## SUPPLIED MATERIAL
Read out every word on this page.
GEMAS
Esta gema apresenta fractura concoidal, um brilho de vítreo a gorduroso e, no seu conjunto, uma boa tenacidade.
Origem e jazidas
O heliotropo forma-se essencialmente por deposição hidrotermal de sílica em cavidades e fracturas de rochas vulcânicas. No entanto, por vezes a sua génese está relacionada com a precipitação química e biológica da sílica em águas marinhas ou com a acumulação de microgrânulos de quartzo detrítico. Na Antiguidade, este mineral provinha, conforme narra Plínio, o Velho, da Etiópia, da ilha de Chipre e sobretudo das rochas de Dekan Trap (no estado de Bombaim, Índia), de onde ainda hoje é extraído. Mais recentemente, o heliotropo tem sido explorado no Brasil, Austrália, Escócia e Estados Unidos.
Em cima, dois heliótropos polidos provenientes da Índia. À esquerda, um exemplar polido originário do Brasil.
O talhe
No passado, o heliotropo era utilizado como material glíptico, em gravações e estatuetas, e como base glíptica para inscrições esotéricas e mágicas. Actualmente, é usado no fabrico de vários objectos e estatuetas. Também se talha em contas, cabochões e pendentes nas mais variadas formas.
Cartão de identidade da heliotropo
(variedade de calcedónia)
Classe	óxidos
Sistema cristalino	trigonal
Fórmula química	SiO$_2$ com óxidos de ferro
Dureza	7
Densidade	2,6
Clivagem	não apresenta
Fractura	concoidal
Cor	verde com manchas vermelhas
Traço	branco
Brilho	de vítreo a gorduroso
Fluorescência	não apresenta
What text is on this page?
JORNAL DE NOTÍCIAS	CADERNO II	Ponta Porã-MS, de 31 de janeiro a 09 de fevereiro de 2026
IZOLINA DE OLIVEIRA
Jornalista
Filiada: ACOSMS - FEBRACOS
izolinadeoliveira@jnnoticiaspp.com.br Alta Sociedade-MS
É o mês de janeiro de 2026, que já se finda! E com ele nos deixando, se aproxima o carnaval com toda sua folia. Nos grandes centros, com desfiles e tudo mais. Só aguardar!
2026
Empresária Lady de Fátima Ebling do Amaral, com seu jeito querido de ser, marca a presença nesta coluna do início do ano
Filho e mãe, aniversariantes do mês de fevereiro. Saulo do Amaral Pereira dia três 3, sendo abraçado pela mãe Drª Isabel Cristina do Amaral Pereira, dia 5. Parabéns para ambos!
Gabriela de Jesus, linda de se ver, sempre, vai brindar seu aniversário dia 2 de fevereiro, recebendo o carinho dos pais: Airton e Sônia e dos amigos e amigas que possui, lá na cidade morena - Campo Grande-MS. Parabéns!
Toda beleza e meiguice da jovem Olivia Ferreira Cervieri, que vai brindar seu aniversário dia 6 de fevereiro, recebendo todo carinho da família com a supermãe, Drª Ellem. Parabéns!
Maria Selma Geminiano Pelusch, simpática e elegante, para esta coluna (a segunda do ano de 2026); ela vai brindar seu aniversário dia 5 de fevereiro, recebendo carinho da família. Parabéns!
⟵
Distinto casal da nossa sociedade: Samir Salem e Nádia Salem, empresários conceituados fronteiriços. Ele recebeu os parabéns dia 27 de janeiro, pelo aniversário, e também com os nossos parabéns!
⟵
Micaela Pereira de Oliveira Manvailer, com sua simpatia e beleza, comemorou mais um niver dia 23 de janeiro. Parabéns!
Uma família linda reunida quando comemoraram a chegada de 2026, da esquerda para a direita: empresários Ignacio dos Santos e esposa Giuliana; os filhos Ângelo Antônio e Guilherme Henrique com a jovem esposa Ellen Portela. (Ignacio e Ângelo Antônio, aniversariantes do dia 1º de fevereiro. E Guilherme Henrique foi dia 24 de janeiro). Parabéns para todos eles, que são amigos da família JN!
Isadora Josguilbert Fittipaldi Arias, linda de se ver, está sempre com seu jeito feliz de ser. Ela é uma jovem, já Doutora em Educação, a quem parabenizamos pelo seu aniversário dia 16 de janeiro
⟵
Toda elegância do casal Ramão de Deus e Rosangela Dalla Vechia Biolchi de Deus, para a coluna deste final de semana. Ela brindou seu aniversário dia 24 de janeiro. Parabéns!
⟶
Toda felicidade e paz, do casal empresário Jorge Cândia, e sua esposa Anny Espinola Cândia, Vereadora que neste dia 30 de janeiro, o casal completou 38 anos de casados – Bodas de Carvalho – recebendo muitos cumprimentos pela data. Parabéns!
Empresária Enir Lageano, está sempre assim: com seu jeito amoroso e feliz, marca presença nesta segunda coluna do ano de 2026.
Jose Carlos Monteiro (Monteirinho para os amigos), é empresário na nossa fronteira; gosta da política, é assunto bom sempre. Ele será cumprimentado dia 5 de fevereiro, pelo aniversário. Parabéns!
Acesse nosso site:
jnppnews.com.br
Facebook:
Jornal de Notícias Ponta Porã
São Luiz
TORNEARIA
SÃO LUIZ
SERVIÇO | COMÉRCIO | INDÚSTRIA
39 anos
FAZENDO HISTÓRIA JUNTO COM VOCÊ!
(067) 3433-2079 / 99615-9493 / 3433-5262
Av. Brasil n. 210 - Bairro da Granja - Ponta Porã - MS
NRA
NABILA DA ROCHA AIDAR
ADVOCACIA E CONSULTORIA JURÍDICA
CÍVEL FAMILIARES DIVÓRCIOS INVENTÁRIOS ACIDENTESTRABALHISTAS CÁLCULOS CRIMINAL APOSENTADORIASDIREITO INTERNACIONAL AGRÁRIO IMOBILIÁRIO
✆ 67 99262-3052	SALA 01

## EXERCISE
Find how many lines of the material carry the string "jovem". Only the number should be in the answer.

## ANSWER TO THIS TASK
3